Work instructions - Output the data below in full, character for character.

The data -
↓

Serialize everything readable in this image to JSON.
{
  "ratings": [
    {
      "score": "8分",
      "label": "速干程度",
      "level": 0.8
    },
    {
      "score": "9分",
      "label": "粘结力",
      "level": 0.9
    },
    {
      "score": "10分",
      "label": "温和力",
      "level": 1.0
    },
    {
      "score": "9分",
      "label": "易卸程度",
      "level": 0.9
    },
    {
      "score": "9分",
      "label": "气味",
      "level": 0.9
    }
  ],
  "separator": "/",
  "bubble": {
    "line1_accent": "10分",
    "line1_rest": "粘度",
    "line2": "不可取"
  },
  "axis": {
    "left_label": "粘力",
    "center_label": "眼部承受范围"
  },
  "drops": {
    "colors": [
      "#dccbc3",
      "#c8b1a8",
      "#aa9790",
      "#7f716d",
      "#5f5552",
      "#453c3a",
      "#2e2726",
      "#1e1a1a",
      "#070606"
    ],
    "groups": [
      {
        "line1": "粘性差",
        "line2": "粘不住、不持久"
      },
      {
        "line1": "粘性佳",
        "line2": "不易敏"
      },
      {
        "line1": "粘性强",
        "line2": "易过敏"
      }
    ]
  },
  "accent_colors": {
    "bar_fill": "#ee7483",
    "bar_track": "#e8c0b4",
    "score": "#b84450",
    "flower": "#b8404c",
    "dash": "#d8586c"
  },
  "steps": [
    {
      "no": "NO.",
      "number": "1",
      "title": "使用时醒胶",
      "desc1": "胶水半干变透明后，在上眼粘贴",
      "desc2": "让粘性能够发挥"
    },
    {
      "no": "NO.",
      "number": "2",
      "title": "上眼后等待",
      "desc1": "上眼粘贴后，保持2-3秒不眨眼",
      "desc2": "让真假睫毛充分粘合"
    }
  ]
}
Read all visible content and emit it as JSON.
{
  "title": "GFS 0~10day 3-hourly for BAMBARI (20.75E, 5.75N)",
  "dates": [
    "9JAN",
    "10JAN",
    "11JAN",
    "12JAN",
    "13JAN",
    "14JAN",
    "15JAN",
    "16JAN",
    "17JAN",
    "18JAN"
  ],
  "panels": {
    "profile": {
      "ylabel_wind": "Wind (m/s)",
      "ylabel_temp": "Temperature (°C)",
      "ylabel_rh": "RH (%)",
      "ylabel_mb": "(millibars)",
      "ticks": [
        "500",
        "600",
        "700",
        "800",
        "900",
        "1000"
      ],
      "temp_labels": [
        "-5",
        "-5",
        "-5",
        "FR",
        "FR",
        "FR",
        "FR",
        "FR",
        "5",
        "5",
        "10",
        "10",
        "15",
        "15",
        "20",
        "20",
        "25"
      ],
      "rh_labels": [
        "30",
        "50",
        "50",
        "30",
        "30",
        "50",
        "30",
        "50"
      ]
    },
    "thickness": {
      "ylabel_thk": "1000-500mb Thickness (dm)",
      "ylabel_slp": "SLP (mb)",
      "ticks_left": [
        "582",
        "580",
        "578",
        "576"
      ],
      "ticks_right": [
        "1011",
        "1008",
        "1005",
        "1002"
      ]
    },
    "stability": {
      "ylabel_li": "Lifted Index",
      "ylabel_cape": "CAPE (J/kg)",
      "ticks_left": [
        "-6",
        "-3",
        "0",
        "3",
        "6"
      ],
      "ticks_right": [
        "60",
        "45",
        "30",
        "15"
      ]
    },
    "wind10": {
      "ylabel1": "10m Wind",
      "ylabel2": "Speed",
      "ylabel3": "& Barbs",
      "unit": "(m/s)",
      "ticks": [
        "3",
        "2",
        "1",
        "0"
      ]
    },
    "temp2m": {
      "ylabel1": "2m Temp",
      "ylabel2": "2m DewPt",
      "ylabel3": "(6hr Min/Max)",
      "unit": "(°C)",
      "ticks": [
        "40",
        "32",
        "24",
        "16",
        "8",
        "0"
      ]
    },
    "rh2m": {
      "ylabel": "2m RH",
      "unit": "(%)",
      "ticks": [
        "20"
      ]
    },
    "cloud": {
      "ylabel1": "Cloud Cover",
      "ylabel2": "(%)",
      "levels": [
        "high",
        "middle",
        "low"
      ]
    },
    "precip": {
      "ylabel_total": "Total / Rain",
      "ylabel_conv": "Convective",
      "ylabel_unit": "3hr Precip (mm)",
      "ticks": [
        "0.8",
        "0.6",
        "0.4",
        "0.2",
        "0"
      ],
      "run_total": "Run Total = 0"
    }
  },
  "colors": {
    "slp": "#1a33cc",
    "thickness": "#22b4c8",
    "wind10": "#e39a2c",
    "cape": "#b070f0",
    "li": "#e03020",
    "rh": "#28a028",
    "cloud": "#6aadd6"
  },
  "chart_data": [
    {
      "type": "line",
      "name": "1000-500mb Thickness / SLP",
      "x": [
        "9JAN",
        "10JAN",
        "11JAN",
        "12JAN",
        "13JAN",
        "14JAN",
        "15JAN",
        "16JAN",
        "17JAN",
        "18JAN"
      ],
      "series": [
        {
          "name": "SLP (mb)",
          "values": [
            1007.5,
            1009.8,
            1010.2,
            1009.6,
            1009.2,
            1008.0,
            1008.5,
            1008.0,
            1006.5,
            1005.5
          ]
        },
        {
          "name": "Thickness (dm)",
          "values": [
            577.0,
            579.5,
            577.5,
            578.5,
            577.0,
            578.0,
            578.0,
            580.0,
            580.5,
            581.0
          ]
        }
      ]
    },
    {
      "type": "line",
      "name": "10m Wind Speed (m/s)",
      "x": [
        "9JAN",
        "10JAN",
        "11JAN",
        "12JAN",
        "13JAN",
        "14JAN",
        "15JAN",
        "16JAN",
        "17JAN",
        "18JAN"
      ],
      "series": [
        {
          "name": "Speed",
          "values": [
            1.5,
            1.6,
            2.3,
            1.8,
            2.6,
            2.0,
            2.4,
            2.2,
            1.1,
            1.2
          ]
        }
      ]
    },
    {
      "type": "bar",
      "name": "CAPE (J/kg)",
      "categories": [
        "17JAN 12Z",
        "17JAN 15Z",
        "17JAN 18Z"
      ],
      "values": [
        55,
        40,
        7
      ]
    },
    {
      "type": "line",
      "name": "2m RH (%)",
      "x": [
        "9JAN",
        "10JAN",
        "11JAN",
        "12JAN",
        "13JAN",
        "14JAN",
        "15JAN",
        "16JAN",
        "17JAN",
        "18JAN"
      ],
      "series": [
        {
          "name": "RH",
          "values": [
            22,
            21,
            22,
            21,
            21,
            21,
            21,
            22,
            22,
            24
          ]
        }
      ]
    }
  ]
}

↑

Answer for the task -
Serialize everything readable in this image to JSON.
{
  "ratings": [
    {
      "score": "8分",
      "label": "速干程度",
      "level": 0.8
    },
    {
      "score": "9分",
      "label": "粘结力",
      "level": 0.9
    },
    {
      "score": "10分",
      "label": "温和力",
      "level": 1.0
    },
    {
      "score": "9分",
      "label": "易卸程度",
      "level": 0.9
    },
    {
      "score": "9分",
      "label": "气味",
      "level": 0.9
    }
  ],
  "separator": "/",
  "bubble": {
    "line1_accent": "10分",
    "line1_rest": "粘度",
    "line2": "不可取"
  },
  "axis": {
    "left_label": "粘力",
    "center_label": "眼部承受范围"
  },
  "drops": {
    "colors": [
      "#dccbc3",
      "#c8b1a8",
      "#aa9790",
      "#7f716d",
      "#5f5552",
      "#453c3a",
      "#2e2726",
      "#1e1a1a",
      "#070606"
    ],
    "groups": [
      {
        "line1": "粘性差",
        "line2": "粘不住、不持久"
      },
      {
        "line1": "粘性佳",
        "line2": "不易敏"
      },
      {
        "line1": "粘性强",
        "line2": "易过敏"
      }
    ]
  },
  "accent_colors": {
    "bar_fill": "#ee7483",
    "bar_track": "#e8c0b4",
    "score": "#b84450",
    "flower": "#b8404c",
    "dash": "#d8586c"
  },
  "steps": [
    {
      "no": "NO.",
      "number": "1",
      "title": "使用时醒胶",
      "desc1": "胶水半干变透明后，在上眼粘贴",
      "desc2": "让粘性能够发挥"
    },
    {
      "no": "NO.",
      "number": "2",
      "title": "上眼后等待",
      "desc1": "上眼粘贴后，保持2-3秒不眨眼",
      "desc2": "让真假睫毛充分粘合"
    }
  ]
}
Read all visible content and emit it as JSON.
{
  "title": "GFS 0~10day 3-hourly for BAMBARI (20.75E, 5.75N)",
  "dates": [
    "9JAN",
    "10JAN",
    "11JAN",
    "12JAN",
    "13JAN",
    "14JAN",
    "15JAN",
    "16JAN",
    "17JAN",
    "18JAN"
  ],
  "panels": {
    "profile": {
      "ylabel_wind": "Wind (m/s)",
      "ylabel_temp": "Temperature (°C)",
      "ylabel_rh": "RH (%)",
      "ylabel_mb": "(millibars)",
      "ticks": [
        "500",
        "600",
        "700",
        "800",
        "900",
        "1000"
      ],
      "temp_labels": [
        "-5",
        "-5",
        "-5",
        "FR",
        "FR",
        "FR",
        "FR",
        "FR",
        "5",
        "5",
        "10",
        "10",
        "15",
        "15",
        "20",
        "20",
        "25"
      ],
      "rh_labels": [
        "30",
        "50",
        "50",
        "30",
        "30",
        "50",
        "30",
        "50"
      ]
    },
    "thickness": {
      "ylabel_thk": "1000-500mb Thickness (dm)",
      "ylabel_slp": "SLP (mb)",
      "ticks_left": [
        "582",
        "580",
        "578",
        "576"
      ],
      "ticks_right": [
        "1011",
        "1008",
        "1005",
        "1002"
      ]
    },
    "stability": {
      "ylabel_li": "Lifted Index",
      "ylabel_cape": "CAPE (J/kg)",
      "ticks_left": [
        "-6",
        "-3",
        "0",
        "3",
        "6"
      ],
      "ticks_right": [
        "60",
        "45",
        "30",
        "15"
      ]
    },
    "wind10": {
      "ylabel1": "10m Wind",
      "ylabel2": "Speed",
      "ylabel3": "& Barbs",
      "unit": "(m/s)",
      "ticks": [
        "3",
        "2",
        "1",
        "0"
      ]
    },
    "temp2m": {
      "ylabel1": "2m Temp",
      "ylabel2": "2m DewPt",
      "ylabel3": "(6hr Min/Max)",
      "unit": "(°C)",
      "ticks": [
        "40",
        "32",
        "24",
        "16",
        "8",
        "0"
      ]
    },
    "rh2m": {
      "ylabel": "2m RH",
      "unit": "(%)",
      "ticks": [
        "20"
      ]
    },
    "cloud": {
      "ylabel1": "Cloud Cover",
      "ylabel2": "(%)",
      "levels": [
        "high",
        "middle",
        "low"
      ]
    },
    "precip": {
      "ylabel_total": "Total / Rain",
      "ylabel_conv": "Convective",
      "ylabel_unit": "3hr Precip (mm)",
      "ticks": [
        "0.8",
        "0.6",
        "0.4",
        "0.2",
        "0"
      ],
      "run_total": "Run Total = 0"
    }
  },
  "colors": {
    "slp": "#1a33cc",
    "thickness": "#22b4c8",
    "wind10": "#e39a2c",
    "cape": "#b070f0",
    "li": "#e03020",
    "rh": "#28a028",
    "cloud": "#6aadd6"
  },
  "chart_data": [
    {
      "type": "line",
      "name": "1000-500mb Thickness / SLP",
      "x": [
        "9JAN",
        "10JAN",
        "11JAN",
        "12JAN",
        "13JAN",
        "14JAN",
        "15JAN",
        "16JAN",
        "17JAN",
        "18JAN"
      ],
      "series": [
        {
          "name": "SLP (mb)",
          "values": [
            1007.5,
            1009.8,
            1010.2,
            1009.6,
            1009.2,
            1008.0,
            1008.5,
            1008.0,
            1006.5,
            1005.5
          ]
        },
        {
          "name": "Thickness (dm)",
          "values": [
            577.0,
            579.5,
            577.5,
            578.5,
            577.0,
            578.0,
            578.0,
            580.0,
            580.5,
            581.0
          ]
        }
      ]
    },
    {
      "type": "line",
      "name": "10m Wind Speed (m/s)",
      "x": [
        "9JAN",
        "10JAN",
        "11JAN",
        "12JAN",
        "13JAN",
        "14JAN",
        "15JAN",
        "16JAN",
        "17JAN",
        "18JAN"
      ],
      "series": [
        {
          "name": "Speed",
          "values": [
            1.5,
            1.6,
            2.3,
            1.8,
            2.6,
            2.0,
            2.4,
            2.2,
            1.1,
            1.2
          ]
        }
      ]
    },
    {
      "type": "bar",
      "name": "CAPE (J/kg)",
      "categories": [
        "17JAN 12Z",
        "17JAN 15Z",
        "17JAN 18Z"
      ],
      "values": [
        55,
        40,
        7
      ]
    },
    {
      "type": "line",
      "name": "2m RH (%)",
      "x": [
        "9JAN",
        "10JAN",
        "11JAN",
        "12JAN",
        "13JAN",
        "14JAN",
        "15JAN",
        "16JAN",
        "17JAN",
        "18JAN"
      ],
      "series": [
        {
          "name": "RH",
          "values": [
            22,
            21,
            22,
            21,
            21,
            21,
            21,
            22,
            22,
            24
          ]
        }
      ]
    }
  ]
}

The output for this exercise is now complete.